### Task inputs
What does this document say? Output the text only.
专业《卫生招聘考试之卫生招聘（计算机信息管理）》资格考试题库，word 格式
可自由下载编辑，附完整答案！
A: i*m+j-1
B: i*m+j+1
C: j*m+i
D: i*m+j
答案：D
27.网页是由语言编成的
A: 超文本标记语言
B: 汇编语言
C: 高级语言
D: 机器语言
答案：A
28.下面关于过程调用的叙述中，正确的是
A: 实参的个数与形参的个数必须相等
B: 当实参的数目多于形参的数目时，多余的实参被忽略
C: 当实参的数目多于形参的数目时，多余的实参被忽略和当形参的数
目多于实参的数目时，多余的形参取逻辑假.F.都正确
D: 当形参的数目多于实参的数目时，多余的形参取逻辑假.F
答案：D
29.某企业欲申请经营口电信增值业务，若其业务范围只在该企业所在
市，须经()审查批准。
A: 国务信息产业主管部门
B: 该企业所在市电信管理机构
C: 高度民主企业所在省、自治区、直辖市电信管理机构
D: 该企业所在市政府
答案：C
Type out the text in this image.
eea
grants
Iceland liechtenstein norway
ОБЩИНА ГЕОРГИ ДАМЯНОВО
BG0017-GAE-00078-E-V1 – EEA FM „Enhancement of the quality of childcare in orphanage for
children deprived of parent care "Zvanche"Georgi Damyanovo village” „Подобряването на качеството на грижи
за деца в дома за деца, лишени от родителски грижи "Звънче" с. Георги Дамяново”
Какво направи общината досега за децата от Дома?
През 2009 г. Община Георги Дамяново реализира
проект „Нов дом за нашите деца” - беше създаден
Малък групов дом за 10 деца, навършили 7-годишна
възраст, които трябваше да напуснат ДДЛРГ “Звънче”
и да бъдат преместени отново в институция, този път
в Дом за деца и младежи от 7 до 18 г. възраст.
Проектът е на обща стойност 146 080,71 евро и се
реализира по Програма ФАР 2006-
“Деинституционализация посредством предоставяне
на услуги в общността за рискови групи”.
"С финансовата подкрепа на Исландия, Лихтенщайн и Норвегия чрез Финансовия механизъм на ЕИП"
######
## [Exercise requirements]
Would you give the material above again, complete and exact?

## [Result]
What does this document say? Output the text only.
专业《卫生招聘考试之卫生招聘（计算机信息管理）》资格考试题库，word 格式
可自由下载编辑，附完整答案！
A: i*m+j-1
B: i*m+j+1
C: j*m+i
D: i*m+j
答案：D
27.网页是由语言编成的
A: 超文本标记语言
B: 汇编语言
C: 高级语言
D: 机器语言
答案：A
28.下面关于过程调用的叙述中，正确的是
A: 实参的个数与形参的个数必须相等
B: 当实参的数目多于形参的数目时，多余的实参被忽略
C: 当实参的数目多于形参的数目时，多余的实参被忽略和当形参的数
目多于实参的数目时，多余的形参取逻辑假.F.都正确
D: 当形参的数目多于实参的数目时，多余的形参取逻辑假.F
答案：D
29.某企业欲申请经营口电信增值业务，若其业务范围只在该企业所在
市，须经()审查批准。
A: 国务信息产业主管部门
B: 该企业所在市电信管理机构
C: 高度民主企业所在省、自治区、直辖市电信管理机构
D: 该企业所在市政府
答案：C
Type out the text in this image.
eea
grants
Iceland liechtenstein norway
ОБЩИНА ГЕОРГИ ДАМЯНОВО
BG0017-GAE-00078-E-V1 – EEA FM „Enhancement of the quality of childcare in orphanage for
children deprived of parent care "Zvanche"Georgi Damyanovo village” „Подобряването на качеството на грижи
за деца в дома за деца, лишени от родителски грижи "Звънче" с. Георги Дамяново”
Какво направи общината досега за децата от Дома?
През 2009 г. Община Георги Дамяново реализира
проект „Нов дом за нашите деца” - беше създаден
Малък групов дом за 10 деца, навършили 7-годишна
възраст, които трябваше да напуснат ДДЛРГ “Звънче”
и да бъдат преместени отново в институция, този път
в Дом за деца и младежи от 7 до 18 г. възраст.
Проектът е на обща стойност 146 080,71 евро и се
реализира по Програма ФАР 2006-
“Деинституционализация посредством предоставяне
на услуги в общността за рискови групи”.
"С финансовата подкрепа на Исландия, Лихтенщайн и Норвегия чрез Финансовия механизъм на ЕИП"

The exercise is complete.